● What the task asks: Search the listing for the string "Total" and copy every line that contains it.

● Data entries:
────────

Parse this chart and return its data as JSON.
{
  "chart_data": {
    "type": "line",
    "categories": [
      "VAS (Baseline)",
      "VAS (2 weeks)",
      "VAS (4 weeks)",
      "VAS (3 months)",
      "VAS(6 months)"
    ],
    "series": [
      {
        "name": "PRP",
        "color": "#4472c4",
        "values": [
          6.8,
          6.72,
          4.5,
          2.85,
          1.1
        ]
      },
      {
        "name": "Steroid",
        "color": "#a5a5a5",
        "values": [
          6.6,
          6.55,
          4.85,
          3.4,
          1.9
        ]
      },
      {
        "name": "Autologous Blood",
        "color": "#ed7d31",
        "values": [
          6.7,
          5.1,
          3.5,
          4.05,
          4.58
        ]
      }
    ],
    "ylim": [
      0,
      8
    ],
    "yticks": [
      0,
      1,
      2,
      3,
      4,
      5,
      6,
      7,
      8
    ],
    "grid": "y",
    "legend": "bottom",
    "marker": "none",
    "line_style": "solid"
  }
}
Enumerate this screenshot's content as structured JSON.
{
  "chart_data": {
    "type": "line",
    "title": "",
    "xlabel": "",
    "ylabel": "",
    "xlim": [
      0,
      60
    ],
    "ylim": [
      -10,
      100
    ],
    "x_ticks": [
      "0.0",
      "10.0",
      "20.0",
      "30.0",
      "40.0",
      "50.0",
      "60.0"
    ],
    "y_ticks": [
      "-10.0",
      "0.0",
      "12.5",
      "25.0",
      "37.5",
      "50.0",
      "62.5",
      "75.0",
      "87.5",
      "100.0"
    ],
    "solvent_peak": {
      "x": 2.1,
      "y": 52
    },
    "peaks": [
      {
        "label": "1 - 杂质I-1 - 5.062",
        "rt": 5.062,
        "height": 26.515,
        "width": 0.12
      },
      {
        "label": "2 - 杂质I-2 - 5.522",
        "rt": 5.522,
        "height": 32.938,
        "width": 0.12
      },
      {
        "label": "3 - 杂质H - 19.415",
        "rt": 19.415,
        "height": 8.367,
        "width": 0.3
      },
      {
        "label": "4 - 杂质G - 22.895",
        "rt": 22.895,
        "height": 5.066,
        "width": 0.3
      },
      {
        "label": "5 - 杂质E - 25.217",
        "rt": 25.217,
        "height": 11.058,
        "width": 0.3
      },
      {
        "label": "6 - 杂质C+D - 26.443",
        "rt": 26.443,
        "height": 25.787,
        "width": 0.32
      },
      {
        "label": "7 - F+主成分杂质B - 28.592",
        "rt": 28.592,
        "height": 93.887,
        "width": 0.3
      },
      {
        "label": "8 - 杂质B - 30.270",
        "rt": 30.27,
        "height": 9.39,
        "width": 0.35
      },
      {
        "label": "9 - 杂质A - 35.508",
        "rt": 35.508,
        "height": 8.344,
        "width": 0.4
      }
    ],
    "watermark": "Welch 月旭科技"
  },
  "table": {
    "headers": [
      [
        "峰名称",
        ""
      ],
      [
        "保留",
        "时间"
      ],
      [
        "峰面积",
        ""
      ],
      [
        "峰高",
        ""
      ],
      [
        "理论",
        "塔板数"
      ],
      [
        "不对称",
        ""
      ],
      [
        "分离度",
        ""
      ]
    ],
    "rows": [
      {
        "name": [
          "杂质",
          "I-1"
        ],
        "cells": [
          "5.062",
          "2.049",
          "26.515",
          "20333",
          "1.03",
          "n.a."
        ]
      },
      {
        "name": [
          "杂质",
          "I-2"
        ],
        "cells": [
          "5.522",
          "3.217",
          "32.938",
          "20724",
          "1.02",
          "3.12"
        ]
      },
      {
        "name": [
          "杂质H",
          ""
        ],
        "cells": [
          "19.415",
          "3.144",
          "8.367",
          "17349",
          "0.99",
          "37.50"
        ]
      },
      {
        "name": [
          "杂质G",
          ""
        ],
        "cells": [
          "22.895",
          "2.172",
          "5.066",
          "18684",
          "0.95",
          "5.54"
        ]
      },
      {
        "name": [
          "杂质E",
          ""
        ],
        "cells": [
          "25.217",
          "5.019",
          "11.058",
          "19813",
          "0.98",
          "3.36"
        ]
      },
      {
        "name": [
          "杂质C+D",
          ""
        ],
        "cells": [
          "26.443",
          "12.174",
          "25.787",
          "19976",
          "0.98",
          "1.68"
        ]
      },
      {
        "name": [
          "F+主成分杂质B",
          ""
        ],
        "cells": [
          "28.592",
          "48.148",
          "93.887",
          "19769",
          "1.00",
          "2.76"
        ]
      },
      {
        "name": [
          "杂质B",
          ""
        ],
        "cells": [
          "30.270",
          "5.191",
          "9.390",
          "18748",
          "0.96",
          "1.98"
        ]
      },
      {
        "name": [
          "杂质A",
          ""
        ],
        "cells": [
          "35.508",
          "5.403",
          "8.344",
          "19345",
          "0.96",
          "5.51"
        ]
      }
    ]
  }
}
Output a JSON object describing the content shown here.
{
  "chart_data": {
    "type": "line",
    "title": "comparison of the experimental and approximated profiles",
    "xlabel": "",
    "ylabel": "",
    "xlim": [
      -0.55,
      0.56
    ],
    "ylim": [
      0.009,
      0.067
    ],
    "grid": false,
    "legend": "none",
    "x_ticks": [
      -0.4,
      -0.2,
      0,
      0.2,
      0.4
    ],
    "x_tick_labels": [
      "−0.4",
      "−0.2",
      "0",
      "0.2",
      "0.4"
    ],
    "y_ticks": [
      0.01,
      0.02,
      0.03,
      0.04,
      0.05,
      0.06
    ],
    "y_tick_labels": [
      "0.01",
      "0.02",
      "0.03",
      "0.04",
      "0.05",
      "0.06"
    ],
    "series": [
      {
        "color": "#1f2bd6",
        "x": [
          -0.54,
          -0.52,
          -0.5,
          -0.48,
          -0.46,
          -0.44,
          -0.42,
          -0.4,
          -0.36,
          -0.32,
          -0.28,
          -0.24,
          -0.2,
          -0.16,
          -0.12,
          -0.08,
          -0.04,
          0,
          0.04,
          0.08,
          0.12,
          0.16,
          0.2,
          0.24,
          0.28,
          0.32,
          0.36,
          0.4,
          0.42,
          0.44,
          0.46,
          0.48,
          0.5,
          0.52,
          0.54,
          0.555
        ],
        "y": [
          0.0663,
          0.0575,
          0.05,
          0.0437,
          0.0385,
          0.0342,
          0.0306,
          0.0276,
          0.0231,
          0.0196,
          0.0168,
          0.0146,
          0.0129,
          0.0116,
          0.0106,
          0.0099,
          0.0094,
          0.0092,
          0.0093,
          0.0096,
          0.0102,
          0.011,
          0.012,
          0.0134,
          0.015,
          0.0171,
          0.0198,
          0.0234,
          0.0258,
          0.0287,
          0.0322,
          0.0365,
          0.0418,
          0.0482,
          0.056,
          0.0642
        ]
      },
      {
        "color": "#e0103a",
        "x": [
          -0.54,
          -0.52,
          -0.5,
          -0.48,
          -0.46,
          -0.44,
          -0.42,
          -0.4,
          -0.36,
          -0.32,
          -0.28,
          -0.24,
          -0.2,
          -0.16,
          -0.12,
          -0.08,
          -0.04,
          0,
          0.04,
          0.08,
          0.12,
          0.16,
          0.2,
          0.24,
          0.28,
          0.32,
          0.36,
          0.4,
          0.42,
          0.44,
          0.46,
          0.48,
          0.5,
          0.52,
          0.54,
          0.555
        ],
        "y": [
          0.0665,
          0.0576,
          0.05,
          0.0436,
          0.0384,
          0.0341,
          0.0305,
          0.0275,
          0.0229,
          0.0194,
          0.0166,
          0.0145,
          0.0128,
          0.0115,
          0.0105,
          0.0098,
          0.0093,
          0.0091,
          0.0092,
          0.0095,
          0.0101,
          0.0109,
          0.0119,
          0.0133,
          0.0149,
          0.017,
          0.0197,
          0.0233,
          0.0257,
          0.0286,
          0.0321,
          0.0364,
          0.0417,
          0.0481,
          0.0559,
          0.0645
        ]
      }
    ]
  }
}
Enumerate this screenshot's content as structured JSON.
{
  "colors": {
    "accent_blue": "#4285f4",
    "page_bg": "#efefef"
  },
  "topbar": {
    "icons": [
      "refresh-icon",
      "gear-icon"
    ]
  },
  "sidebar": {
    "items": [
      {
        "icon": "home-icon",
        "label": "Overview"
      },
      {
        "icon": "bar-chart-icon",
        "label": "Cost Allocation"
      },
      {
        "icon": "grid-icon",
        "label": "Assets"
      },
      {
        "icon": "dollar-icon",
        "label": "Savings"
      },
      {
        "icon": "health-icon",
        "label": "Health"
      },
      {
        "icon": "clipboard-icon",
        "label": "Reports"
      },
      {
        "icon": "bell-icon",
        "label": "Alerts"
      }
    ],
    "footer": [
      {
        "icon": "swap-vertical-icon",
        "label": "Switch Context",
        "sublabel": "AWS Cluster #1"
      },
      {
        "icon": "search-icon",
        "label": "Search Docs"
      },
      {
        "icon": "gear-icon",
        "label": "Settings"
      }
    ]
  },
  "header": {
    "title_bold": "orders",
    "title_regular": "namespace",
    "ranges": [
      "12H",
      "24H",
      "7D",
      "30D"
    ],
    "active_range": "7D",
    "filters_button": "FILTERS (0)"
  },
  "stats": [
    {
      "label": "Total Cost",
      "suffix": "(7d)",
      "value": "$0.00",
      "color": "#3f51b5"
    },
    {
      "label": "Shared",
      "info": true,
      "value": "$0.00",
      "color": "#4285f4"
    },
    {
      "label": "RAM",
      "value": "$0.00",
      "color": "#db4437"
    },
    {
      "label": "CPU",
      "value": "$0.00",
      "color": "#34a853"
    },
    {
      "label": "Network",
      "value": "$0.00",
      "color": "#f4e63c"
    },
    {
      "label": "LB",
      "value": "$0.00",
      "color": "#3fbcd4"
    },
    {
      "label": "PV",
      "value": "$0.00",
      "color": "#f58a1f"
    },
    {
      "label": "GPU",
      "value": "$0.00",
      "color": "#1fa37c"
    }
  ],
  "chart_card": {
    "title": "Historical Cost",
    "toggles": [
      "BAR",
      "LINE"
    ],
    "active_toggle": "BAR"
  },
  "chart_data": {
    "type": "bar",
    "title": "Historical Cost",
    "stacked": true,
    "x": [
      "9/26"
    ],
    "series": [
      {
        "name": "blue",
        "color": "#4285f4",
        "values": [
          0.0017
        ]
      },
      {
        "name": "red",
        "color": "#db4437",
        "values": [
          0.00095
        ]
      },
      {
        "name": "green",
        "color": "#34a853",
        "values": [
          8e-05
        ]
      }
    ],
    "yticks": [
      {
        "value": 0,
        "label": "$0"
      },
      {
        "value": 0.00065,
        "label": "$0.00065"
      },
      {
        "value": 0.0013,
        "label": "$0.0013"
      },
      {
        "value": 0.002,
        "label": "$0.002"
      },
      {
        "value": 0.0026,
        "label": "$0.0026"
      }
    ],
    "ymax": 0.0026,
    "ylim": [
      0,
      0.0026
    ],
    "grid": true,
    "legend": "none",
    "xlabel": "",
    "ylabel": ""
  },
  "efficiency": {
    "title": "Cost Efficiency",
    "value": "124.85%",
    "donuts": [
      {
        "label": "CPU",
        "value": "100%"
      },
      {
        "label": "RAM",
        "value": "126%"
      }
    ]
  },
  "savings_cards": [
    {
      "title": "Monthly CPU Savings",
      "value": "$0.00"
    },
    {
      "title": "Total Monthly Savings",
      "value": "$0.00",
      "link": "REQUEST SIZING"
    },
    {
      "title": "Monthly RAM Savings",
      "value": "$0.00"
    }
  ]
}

────────

● Written response:
      "label": "Total Cost",
      "title": "Total Monthly Savings",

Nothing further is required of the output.